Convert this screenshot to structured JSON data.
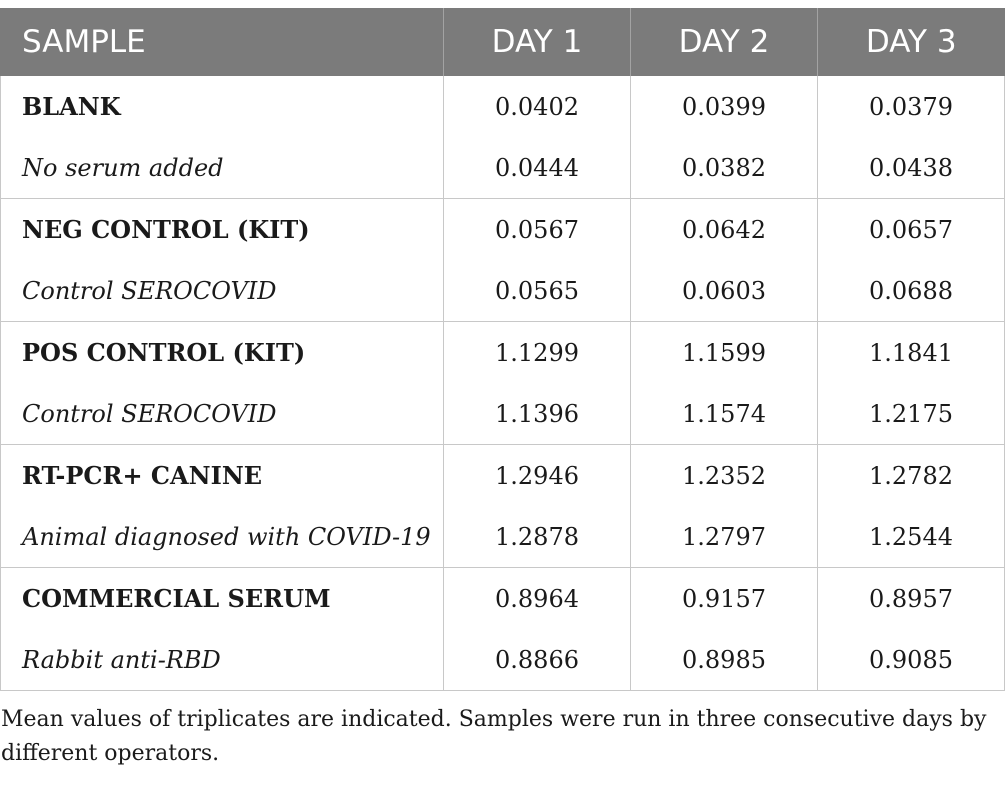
{
  "table": {
    "headers": [
      "SAMPLE",
      "DAY 1",
      "DAY 2",
      "DAY 3"
    ],
    "groups": [
      {
        "name": "BLANK",
        "subtitle": "No serum added",
        "row1": [
          "0.0402",
          "0.0399",
          "0.0379"
        ],
        "row2": [
          "0.0444",
          "0.0382",
          "0.0438"
        ]
      },
      {
        "name": "NEG CONTROL (KIT)",
        "subtitle": "Control SEROCOVID",
        "row1": [
          "0.0567",
          "0.0642",
          "0.0657"
        ],
        "row2": [
          "0.0565",
          "0.0603",
          "0.0688"
        ]
      },
      {
        "name": "POS CONTROL (KIT)",
        "subtitle": "Control SEROCOVID",
        "row1": [
          "1.1299",
          "1.1599",
          "1.1841"
        ],
        "row2": [
          "1.1396",
          "1.1574",
          "1.2175"
        ]
      },
      {
        "name": "RT-PCR+ CANINE",
        "subtitle": "Animal diagnosed with COVID-19",
        "row1": [
          "1.2946",
          "1.2352",
          "1.2782"
        ],
        "row2": [
          "1.2878",
          "1.2797",
          "1.2544"
        ]
      },
      {
        "name": "COMMERCIAL SERUM",
        "subtitle": "Rabbit anti-RBD",
        "row1": [
          "0.8964",
          "0.9157",
          "0.8957"
        ],
        "row2": [
          "0.8866",
          "0.8985",
          "0.9085"
        ]
      }
    ]
  },
  "footnote": "Mean values of triplicates are indicated. Samples were run in three consecutive days by different operators.",
  "colors": {
    "header_bg": "#7b7b7b",
    "header_text": "#ffffff",
    "grid": "#c8c8c8"
  }
}
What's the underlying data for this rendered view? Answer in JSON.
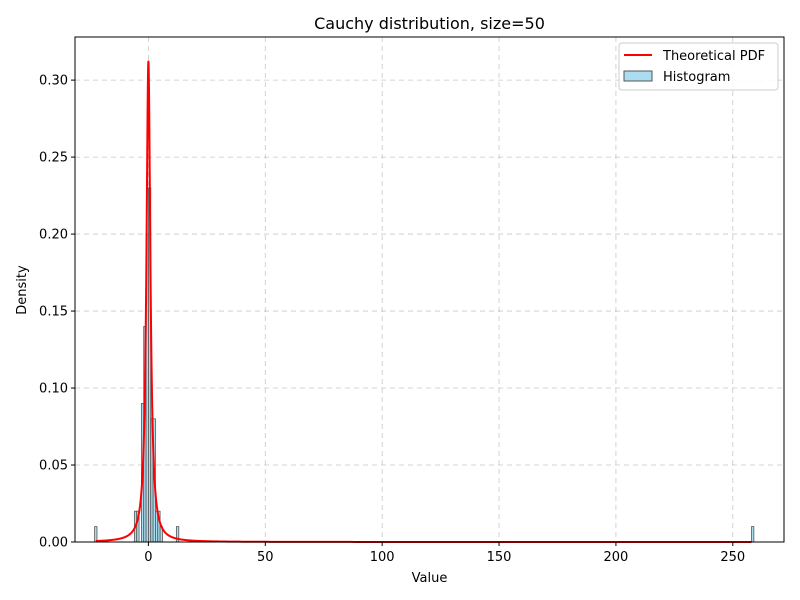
{
  "chart_data": {
    "type": "bar",
    "title": "Cauchy distribution, size=50",
    "xlabel": "Value",
    "ylabel": "Density",
    "xlim": [
      -31.4,
      271.9
    ],
    "ylim": [
      0,
      0.328
    ],
    "x_ticks": [
      0,
      50,
      100,
      150,
      200,
      250
    ],
    "y_ticks": [
      0.0,
      0.05,
      0.1,
      0.15,
      0.2,
      0.25,
      0.3
    ],
    "x_tick_labels": [
      "0",
      "50",
      "100",
      "150",
      "200",
      "250"
    ],
    "y_tick_labels": [
      "0.00",
      "0.05",
      "0.10",
      "0.15",
      "0.20",
      "0.25",
      "0.30"
    ],
    "grid": true,
    "legend_position": "top-right",
    "histogram": {
      "name": "Histogram",
      "color": "#87CEEB",
      "edge_color": "#555555",
      "bin_width": 1.0,
      "bins": [
        {
          "x": -22.5,
          "density": 0.01
        },
        {
          "x": -5.5,
          "density": 0.02
        },
        {
          "x": -4.5,
          "density": 0.02
        },
        {
          "x": -2.5,
          "density": 0.09
        },
        {
          "x": -1.5,
          "density": 0.14
        },
        {
          "x": -0.5,
          "density": 0.2
        },
        {
          "x": 0.5,
          "density": 0.23
        },
        {
          "x": 1.5,
          "density": 0.08
        },
        {
          "x": 2.5,
          "density": 0.08
        },
        {
          "x": 3.5,
          "density": 0.02
        },
        {
          "x": 4.5,
          "density": 0.02
        },
        {
          "x": 5.5,
          "density": 0.01
        },
        {
          "x": 12.5,
          "density": 0.01
        },
        {
          "x": 258.5,
          "density": 0.01
        }
      ]
    },
    "pdf": {
      "name": "Theoretical PDF",
      "color": "#ff0000",
      "distribution": "cauchy",
      "location": 0,
      "scale": 1.02,
      "x_range": [
        -22.5,
        258.5
      ]
    },
    "legend": [
      {
        "label": "Theoretical PDF",
        "kind": "line",
        "color": "#ff0000"
      },
      {
        "label": "Histogram",
        "kind": "patch",
        "color": "#87CEEB"
      }
    ]
  }
}
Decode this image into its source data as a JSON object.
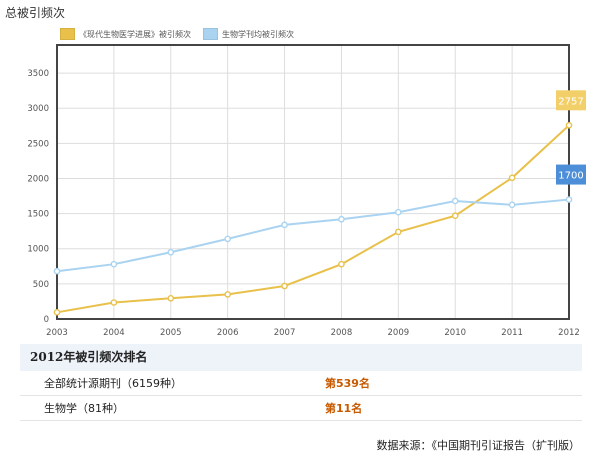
{
  "chart_data": {
    "type": "line",
    "title": "总被引频次",
    "x": [
      "2003",
      "2004",
      "2005",
      "2006",
      "2007",
      "2008",
      "2009",
      "2010",
      "2011",
      "2012"
    ],
    "series": [
      {
        "name": "《现代生物医学进展》被引频次",
        "color": "#e8c04a",
        "values": [
          95,
          235,
          295,
          350,
          470,
          780,
          1240,
          1470,
          2010,
          2757
        ]
      },
      {
        "name": "生物学刊均被引频次",
        "color": "#a9d3f0",
        "values": [
          680,
          780,
          950,
          1140,
          1340,
          1420,
          1520,
          1680,
          1625,
          1700
        ]
      }
    ],
    "end_labels": [
      "2757",
      "1700"
    ],
    "end_label_colors": [
      "#f3cf6a",
      "#4d8ed8"
    ],
    "y_ticks": [
      "0",
      "500",
      "1000",
      "1500",
      "2000",
      "2500",
      "3000",
      "3500"
    ],
    "ylim": [
      0,
      3900
    ],
    "grid": true,
    "legend_position": "top-left"
  },
  "ranking": {
    "heading": "2012年被引频次排名",
    "rows": [
      {
        "label": "全部统计源期刊（6159种）",
        "value": "第539名"
      },
      {
        "label": "生物学（81种）",
        "value": "第11名"
      }
    ]
  },
  "source": "数据来源：《中国期刊引证报告（扩刊版）"
}
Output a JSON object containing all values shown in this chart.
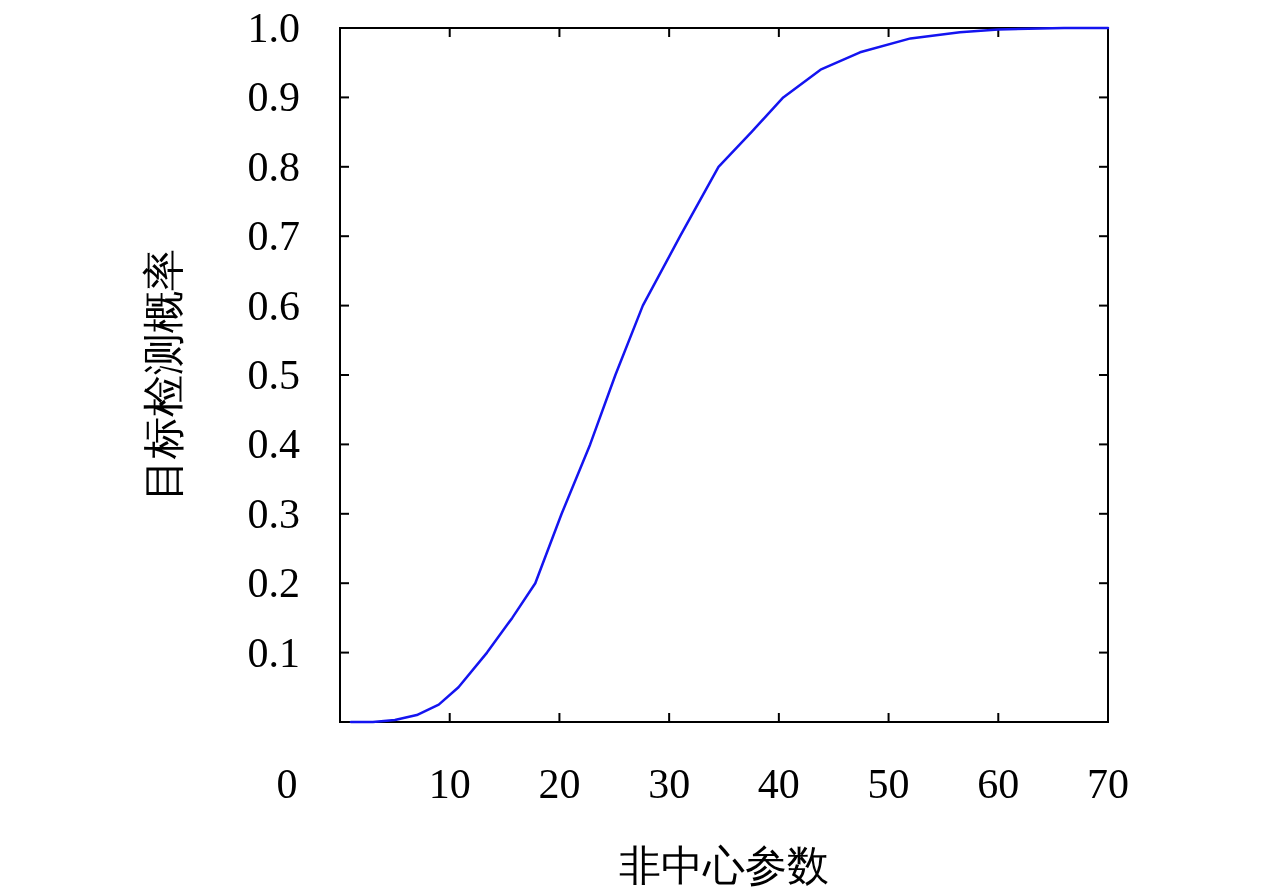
{
  "chart_data": {
    "type": "line",
    "xlabel": "非中心参数",
    "ylabel": "目标检测概率",
    "xlim": [
      0,
      70
    ],
    "ylim": [
      0,
      1
    ],
    "xticks": [
      10,
      20,
      30,
      40,
      50,
      60,
      70
    ],
    "yticks": [
      0.1,
      0.2,
      0.3,
      0.4,
      0.5,
      0.6,
      0.7,
      0.8,
      0.9,
      {
        "value": 1,
        "label": "1.0"
      }
    ],
    "annotations": [
      "0"
    ],
    "grid": false,
    "series": [
      {
        "color": "#1414f0",
        "x": [
          1,
          3,
          5,
          7,
          9,
          10.8,
          13.4,
          15.7,
          17.8,
          20.2,
          22.8,
          25.1,
          27.6,
          31,
          34.5,
          37.5,
          40.4,
          43.8,
          47.4,
          52,
          56.5,
          60,
          66,
          70
        ],
        "values": [
          0,
          0,
          0.003,
          0.01,
          0.025,
          0.05,
          0.1,
          0.15,
          0.2,
          0.3,
          0.4,
          0.5,
          0.6,
          0.7,
          0.8,
          0.85,
          0.9,
          0.94,
          0.965,
          0.985,
          0.994,
          0.998,
          1,
          1
        ]
      }
    ]
  }
}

****************************************

## AIM
Every record must be copied exactly, with images dropped from the result.

## THE COMPLETED TASK
Convert this screenshot to structured JSON data.
{
  "table": {
    "headers": [
      "SAMPLE",
      "DAY 1",
      "DAY 2",
      "DAY 3"
    ],
    "groups": [
      {
        "name": "BLANK",
        "subtitle": "No serum added",
        "row1": [
          "0.0402",
          "0.0399",
          "0.0379"
        ],
        "row2": [
          "0.0444",
          "0.0382",
          "0.0438"
        ]
      },
      {
        "name": "NEG CONTROL (KIT)",
        "subtitle": "Control SEROCOVID",
        "row1": [
          "0.0567",
          "0.0642",
          "0.0657"
        ],
        "row2": [
          "0.0565",
          "0.0603",
          "0.0688"
        ]
      },
      {
        "name": "POS CONTROL (KIT)",
        "subtitle": "Control SEROCOVID",
        "row1": [
          "1.1299",
          "1.1599",
          "1.1841"
        ],
        "row2": [
          "1.1396",
          "1.1574",
          "1.2175"
        ]
      },
      {
        "name": "RT-PCR+ CANINE",
        "subtitle": "Animal diagnosed with COVID-19",
        "row1": [
          "1.2946",
          "1.2352",
          "1.2782"
        ],
        "row2": [
          "1.2878",
          "1.2797",
          "1.2544"
        ]
      },
      {
        "name": "COMMERCIAL SERUM",
        "subtitle": "Rabbit anti-RBD",
        "row1": [
          "0.8964",
          "0.9157",
          "0.8957"
        ],
        "row2": [
          "0.8866",
          "0.8985",
          "0.9085"
        ]
      }
    ]
  },
  "footnote": "Mean values of triplicates are indicated. Samples were run in three consecutive days by different operators.",
  "colors": {
    "header_bg": "#7b7b7b",
    "header_text": "#ffffff",
    "grid": "#c8c8c8"
  }
}
What's the underlying data for this rendered view? Answer in JSON.
{
  "chart_data": {
    "type": "bar",
    "title": "Cauchy distribution, size=50",
    "xlabel": "Value",
    "ylabel": "Density",
    "xlim": [
      -31.4,
      271.9
    ],
    "ylim": [
      0,
      0.328
    ],
    "x_ticks": [
      0,
      50,
      100,
      150,
      200,
      250
    ],
    "y_ticks": [
      0.0,
      0.05,
      0.1,
      0.15,
      0.2,
      0.25,
      0.3
    ],
    "x_tick_labels": [
      "0",
      "50",
      "100",
      "150",
      "200",
      "250"
    ],
    "y_tick_labels": [
      "0.00",
      "0.05",
      "0.10",
      "0.15",
      "0.20",
      "0.25",
      "0.30"
    ],
    "grid": true,
    "legend_position": "top-right",
    "histogram": {
      "name": "Histogram",
      "color": "#87CEEB",
      "edge_color": "#555555",
      "bin_width": 1.0,
      "bins": [
        {
          "x": -22.5,
          "density": 0.01
        },
        {
          "x": -5.5,
          "density": 0.02
        },
        {
          "x": -4.5,
          "density": 0.02
        },
        {
          "x": -2.5,
          "density": 0.09
        },
        {
          "x": -1.5,
          "density": 0.14
        },
        {
          "x": -0.5,
          "density": 0.2
        },
        {
          "x": 0.5,
          "density": 0.23
        },
        {
          "x": 1.5,
          "density": 0.08
        },
        {
          "x": 2.5,
          "density": 0.08
        },
        {
          "x": 3.5,
          "density": 0.02
        },
        {
          "x": 4.5,
          "density": 0.02
        },
        {
          "x": 5.5,
          "density": 0.01
        },
        {
          "x": 12.5,
          "density": 0.01
        },
        {
          "x": 258.5,
          "density": 0.01
        }
      ]
    },
    "pdf": {
      "name": "Theoretical PDF",
      "color": "#ff0000",
      "distribution": "cauchy",
      "location": 0,
      "scale": 1.02,
      "x_range": [
        -22.5,
        258.5
      ]
    },
    "legend": [
      {
        "label": "Theoretical PDF",
        "kind": "line",
        "color": "#ff0000"
      },
      {
        "label": "Histogram",
        "kind": "patch",
        "color": "#87CEEB"
      }
    ]
  }
}
Decode this image into its source data as a JSON object.
{
  "chart_data": {
    "type": "line",
    "title": "总被引频次",
    "x": [
      "2003",
      "2004",
      "2005",
      "2006",
      "2007",
      "2008",
      "2009",
      "2010",
      "2011",
      "2012"
    ],
    "series": [
      {
        "name": "《现代生物医学进展》被引频次",
        "color": "#e8c04a",
        "values": [
          95,
          235,
          295,
          350,
          470,
          780,
          1240,
          1470,
          2010,
          2757
        ]
      },
      {
        "name": "生物学刊均被引频次",
        "color": "#a9d3f0",
        "values": [
          680,
          780,
          950,
          1140,
          1340,
          1420,
          1520,
          1680,
          1625,
          1700
        ]
      }
    ],
    "end_labels": [
      "2757",
      "1700"
    ],
    "end_label_colors": [
      "#f3cf6a",
      "#4d8ed8"
    ],
    "y_ticks": [
      "0",
      "500",
      "1000",
      "1500",
      "2000",
      "2500",
      "3000",
      "3500"
    ],
    "ylim": [
      0,
      3900
    ],
    "grid": true,
    "legend_position": "top-left"
  },
  "ranking": {
    "heading": "2012年被引频次排名",
    "rows": [
      {
        "label": "全部统计源期刊（6159种）",
        "value": "第539名"
      },
      {
        "label": "生物学（81种）",
        "value": "第11名"
      }
    ]
  },
  "source": "数据来源：《中国期刊引证报告（扩刊版）"
}
Output a JSON object containing all values shown in this chart.
{
  "chart_data": {
    "type": "line",
    "xlabel": "非中心参数",
    "ylabel": "目标检测概率",
    "xlim": [
      0,
      70
    ],
    "ylim": [
      0,
      1
    ],
    "xticks": [
      10,
      20,
      30,
      40,
      50,
      60,
      70
    ],
    "yticks": [
      0.1,
      0.2,
      0.3,
      0.4,
      0.5,
      0.6,
      0.7,
      0.8,
      0.9,
      {
        "value": 1,
        "label": "1.0"
      }
    ],
    "annotations": [
      "0"
    ],
    "grid": false,
    "series": [
      {
        "color": "#1414f0",
        "x": [
          1,
          3,
          5,
          7,
          9,
          10.8,
          13.4,
          15.7,
          17.8,
          20.2,
          22.8,
          25.1,
          27.6,
          31,
          34.5,
          37.5,
          40.4,
          43.8,
          47.4,
          52,
          56.5,
          60,
          66,
          70
        ],
        "values": [
          0,
          0,
          0.003,
          0.01,
          0.025,
          0.05,
          0.1,
          0.15,
          0.2,
          0.3,
          0.4,
          0.5,
          0.6,
          0.7,
          0.8,
          0.85,
          0.9,
          0.94,
          0.965,
          0.985,
          0.994,
          0.998,
          1,
          1
        ]
      }
    ]
  }
}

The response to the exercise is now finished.